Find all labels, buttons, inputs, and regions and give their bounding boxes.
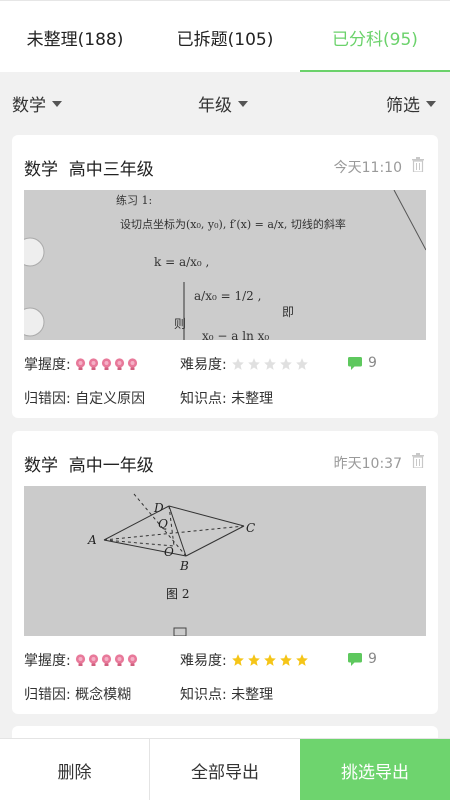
photo-line: k = a/x₀ , — [154, 255, 209, 269]
difficulty-stars — [231, 357, 309, 371]
star-empty-icon — [279, 358, 292, 370]
lightbulb-icon — [101, 357, 111, 370]
lightbulb-icon — [75, 357, 85, 370]
star-filled-icon — [263, 654, 276, 666]
photo-line: 即 — [282, 305, 294, 319]
photo-line: 练习 1: — [116, 193, 152, 207]
error-reason: 归错因: 概念模糊 — [24, 687, 132, 703]
trash-icon[interactable] — [412, 453, 424, 468]
card-timestamp: 昨天10:37 — [333, 456, 402, 472]
delete-button[interactable]: 删除 — [0, 739, 150, 800]
vertex-label: A — [87, 533, 97, 547]
photo-line: 则 — [174, 317, 186, 331]
lightbulb-icon — [114, 357, 124, 370]
lightbulb-icon — [88, 357, 98, 370]
photo-line: x₀ − a ln x₀ — [202, 329, 269, 340]
card-title: 数学 高中一年级 — [24, 456, 154, 476]
error-reason: 归错因: 自定义原因 — [24, 391, 146, 407]
lightbulb-icon — [127, 653, 137, 666]
difficulty-stars — [231, 653, 309, 667]
question-card[interactable]: 数学 高中三年级 今天11:10 练习 1: 设切点坐标为(x₀, y₀), f… — [12, 135, 438, 418]
subject-dropdown[interactable]: 数学 — [12, 72, 62, 134]
star-filled-icon — [231, 654, 244, 666]
star-empty-icon — [247, 358, 260, 370]
trash-icon[interactable] — [412, 157, 424, 172]
star-empty-icon — [263, 358, 276, 370]
lightbulb-icon — [114, 653, 124, 666]
filter-bar: 数学 年级 筛选 — [0, 72, 450, 134]
grade-dropdown[interactable]: 年级 — [198, 72, 248, 134]
vertex-label: D — [153, 501, 164, 515]
mastery-rating: 掌握度: — [24, 354, 138, 374]
mastery-label: 掌握度: — [24, 653, 71, 669]
question-card[interactable]: 数学 高中一年级 昨天10:37 A B C D O Q 图 2 掌握度: 难易… — [12, 431, 438, 714]
vertex-label: B — [179, 559, 189, 573]
question-photo[interactable]: A B C D O Q 图 2 — [24, 486, 426, 636]
mastery-dots — [75, 653, 138, 667]
filter-dropdown[interactable]: 筛选 — [386, 72, 436, 134]
difficulty-label: 难易度: — [180, 653, 227, 669]
filter-dropdown-label: 筛选 — [386, 95, 420, 116]
comment-count-value: 9 — [368, 355, 377, 371]
lightbulb-icon — [88, 653, 98, 666]
tab-split[interactable]: 已拆题(105) — [150, 1, 300, 73]
star-empty-icon — [295, 358, 308, 370]
question-photo[interactable]: 练习 1: 设切点坐标为(x₀, y₀), f′(x) = a/x, 切线的斜率… — [24, 190, 426, 340]
subject-dropdown-label: 数学 — [12, 95, 46, 116]
caret-down-icon — [52, 101, 62, 107]
tab-bar: 未整理(188) 已拆题(105) 已分科(95) — [0, 0, 450, 73]
bottom-action-bar: 删除 全部导出 挑选导出 — [0, 738, 450, 800]
mastery-rating: 掌握度: — [24, 650, 138, 670]
comment-count[interactable]: 9 — [348, 651, 377, 667]
lightbulb-icon — [127, 357, 137, 370]
star-filled-icon — [279, 654, 292, 666]
difficulty-label: 难易度: — [180, 357, 227, 373]
mastery-dots — [75, 357, 138, 371]
star-filled-icon — [295, 654, 308, 666]
mastery-label: 掌握度: — [24, 357, 71, 373]
tab-unsorted[interactable]: 未整理(188) — [0, 1, 150, 73]
photo-line: 设切点坐标为(x₀, y₀), f′(x) = a/x, 切线的斜率 — [120, 217, 346, 231]
card-title: 数学 高中三年级 — [24, 160, 154, 180]
figure-caption: 图 2 — [166, 587, 189, 601]
caret-down-icon — [238, 101, 248, 107]
lightbulb-icon — [75, 653, 85, 666]
vertex-label: Q — [158, 517, 168, 531]
knowledge-point: 知识点: 未整理 — [180, 687, 274, 703]
vertex-label: O — [164, 545, 174, 559]
difficulty-rating: 难易度: — [180, 354, 309, 374]
star-empty-icon — [231, 358, 244, 370]
vertex-label: C — [246, 521, 255, 535]
comment-count[interactable]: 9 — [348, 355, 377, 371]
caret-down-icon — [426, 101, 436, 107]
photo-line: a/x₀ = 1/2 , — [194, 289, 261, 303]
comment-icon — [348, 356, 362, 370]
lightbulb-icon — [101, 653, 111, 666]
difficulty-rating: 难易度: — [180, 650, 309, 670]
export-selected-button[interactable]: 挑选导出 — [300, 739, 450, 800]
tab-classified[interactable]: 已分科(95) — [300, 1, 450, 73]
comment-icon — [348, 652, 362, 666]
knowledge-point: 知识点: 未整理 — [180, 391, 274, 407]
comment-count-value: 9 — [368, 651, 377, 667]
card-timestamp: 今天11:10 — [333, 160, 402, 176]
star-filled-icon — [247, 654, 260, 666]
export-all-button[interactable]: 全部导出 — [150, 739, 300, 800]
grade-dropdown-label: 年级 — [198, 95, 232, 116]
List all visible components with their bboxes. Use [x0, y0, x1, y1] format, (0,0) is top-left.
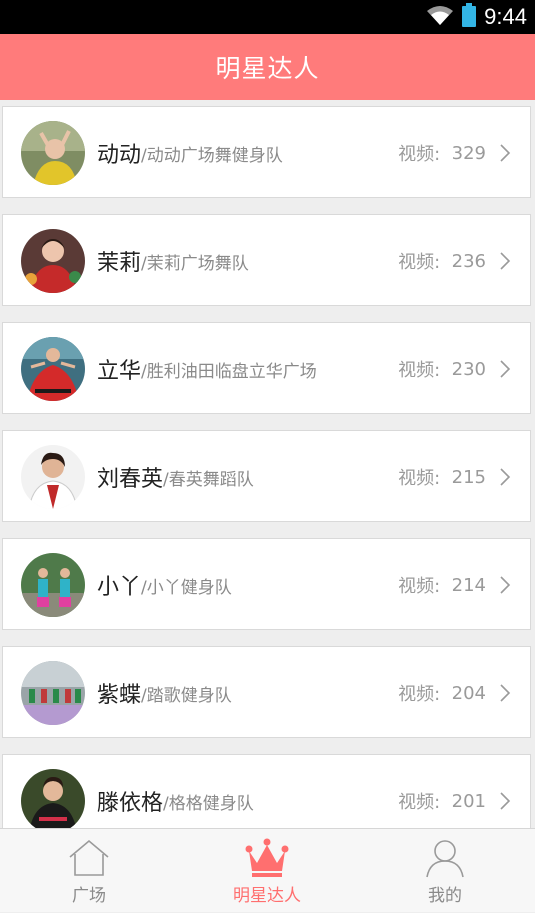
video-count: 视频: 214 [398, 539, 486, 631]
person-name: 滕依格 [97, 791, 164, 816]
chevron-right-icon [500, 360, 511, 378]
name-line: 立华 /胜利油田临盘立华广场 [97, 323, 317, 415]
video-count: 视频: 204 [398, 647, 486, 739]
video-label: 视频: [398, 576, 441, 597]
team-name: /小丫健身队 [141, 577, 232, 598]
team-name: /动动广场舞健身队 [141, 145, 283, 166]
chevron-right-icon [500, 468, 511, 486]
chevron-right-icon [500, 684, 511, 702]
crown-icon [245, 838, 289, 877]
list-item[interactable]: 小丫 /小丫健身队 视频: 214 [2, 538, 531, 630]
video-number: 204 [451, 682, 486, 704]
name-line: 茉莉 /茉莉广场舞队 [97, 215, 249, 307]
tab-label: 我的 [428, 886, 462, 906]
person-name: 小丫 [97, 575, 142, 600]
tab-square[interactable]: 广场 [0, 829, 178, 913]
list-item[interactable]: 紫蝶 /踏歌健身队 视频: 204 [2, 646, 531, 738]
header-bar: 明星达人 [0, 34, 535, 100]
name-line: 小丫 /小丫健身队 [97, 539, 232, 631]
person-name: 紫蝶 [97, 683, 142, 708]
tab-label: 广场 [72, 886, 106, 906]
home-icon [69, 839, 109, 876]
avatar [21, 121, 85, 185]
person-name: 茉莉 [97, 251, 142, 276]
video-label: 视频: [398, 144, 441, 165]
team-name: /胜利油田临盘立华广场 [141, 361, 317, 382]
avatar [21, 553, 85, 617]
tab-mine[interactable]: 我的 [356, 829, 534, 913]
status-bar: 9:44 [0, 0, 535, 34]
name-line: 动动 /动动广场舞健身队 [97, 107, 283, 199]
person-name: 立华 [97, 359, 142, 384]
video-count: 视频: 236 [398, 215, 486, 307]
video-number: 236 [451, 250, 486, 272]
status-icons: 9:44 [426, 0, 527, 34]
avatar [21, 229, 85, 293]
page-title: 明星达人 [215, 54, 320, 83]
status-time: 9:44 [484, 4, 527, 29]
video-number: 215 [451, 466, 486, 488]
list-item[interactable]: 刘春英 /春英舞蹈队 视频: 215 [2, 430, 531, 522]
avatar [21, 661, 85, 725]
team-name: /踏歌健身队 [141, 685, 232, 706]
video-number: 329 [451, 142, 486, 164]
tab-star-talent[interactable]: 明星达人 [178, 829, 356, 913]
list-item[interactable]: 立华 /胜利油田临盘立华广场 视频: 230 [2, 322, 531, 414]
person-icon [426, 840, 464, 878]
video-label: 视频: [398, 684, 441, 705]
video-label: 视频: [398, 468, 441, 489]
name-line: 紫蝶 /踏歌健身队 [97, 647, 232, 739]
battery-icon [462, 3, 477, 31]
avatar [21, 445, 85, 509]
video-number: 214 [451, 574, 486, 596]
name-line: 刘春英 /春英舞蹈队 [97, 431, 254, 523]
avatar [21, 769, 85, 833]
video-label: 视频: [398, 360, 441, 381]
person-name: 刘春英 [97, 467, 164, 492]
video-count: 视频: 230 [398, 323, 486, 415]
video-number: 201 [451, 790, 486, 812]
avatar [21, 337, 85, 401]
chevron-right-icon [500, 252, 511, 270]
video-count: 视频: 215 [398, 431, 486, 523]
video-label: 视频: [398, 252, 441, 273]
team-name: /茉莉广场舞队 [141, 253, 249, 274]
video-number: 230 [451, 358, 486, 380]
chevron-right-icon [500, 576, 511, 594]
video-count: 视频: 329 [398, 107, 486, 199]
wifi-icon [426, 4, 454, 30]
chevron-right-icon [500, 792, 511, 810]
person-name: 动动 [97, 143, 142, 168]
chevron-right-icon [500, 144, 511, 162]
team-name: /格格健身队 [163, 793, 254, 814]
team-name: /春英舞蹈队 [163, 469, 254, 490]
bottom-tab-bar: 广场 明星达人 我的 [0, 828, 535, 912]
list-item[interactable]: 茉莉 /茉莉广场舞队 视频: 236 [2, 214, 531, 306]
video-label: 视频: [398, 792, 441, 813]
list-item[interactable]: 动动 /动动广场舞健身队 视频: 329 [2, 106, 531, 198]
tab-label: 明星达人 [233, 886, 301, 906]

*Exercise description*. Reproduce the lines of the records verbatim, beginning with the line that contains "video-count: 视频: 214 [398, 539, 486, 631]" and continuing through the line that contains "person-name: 小丫 [97, 575, 142, 600]". Output nothing else.

*Expected answer*.
video-count: 视频: 214 [398, 539, 486, 631]
person-name: 滕依格 [97, 791, 164, 816]
chevron-right-icon [500, 360, 511, 378]
name-line: 立华 /胜利油田临盘立华广场 [97, 323, 317, 415]
video-count: 视频: 204 [398, 647, 486, 739]
video-label: 视频: [398, 576, 441, 597]
team-name: /小丫健身队 [141, 577, 232, 598]
team-name: /动动广场舞健身队 [141, 145, 283, 166]
chevron-right-icon [500, 468, 511, 486]
chevron-right-icon [500, 684, 511, 702]
crown-icon [245, 838, 289, 877]
list-item[interactable]: 小丫 /小丫健身队 视频: 214 [2, 538, 531, 630]
video-number: 204 [451, 682, 486, 704]
name-line: 茉莉 /茉莉广场舞队 [97, 215, 249, 307]
tab-label: 我的 [428, 886, 462, 906]
person-name: 小丫 [97, 575, 142, 600]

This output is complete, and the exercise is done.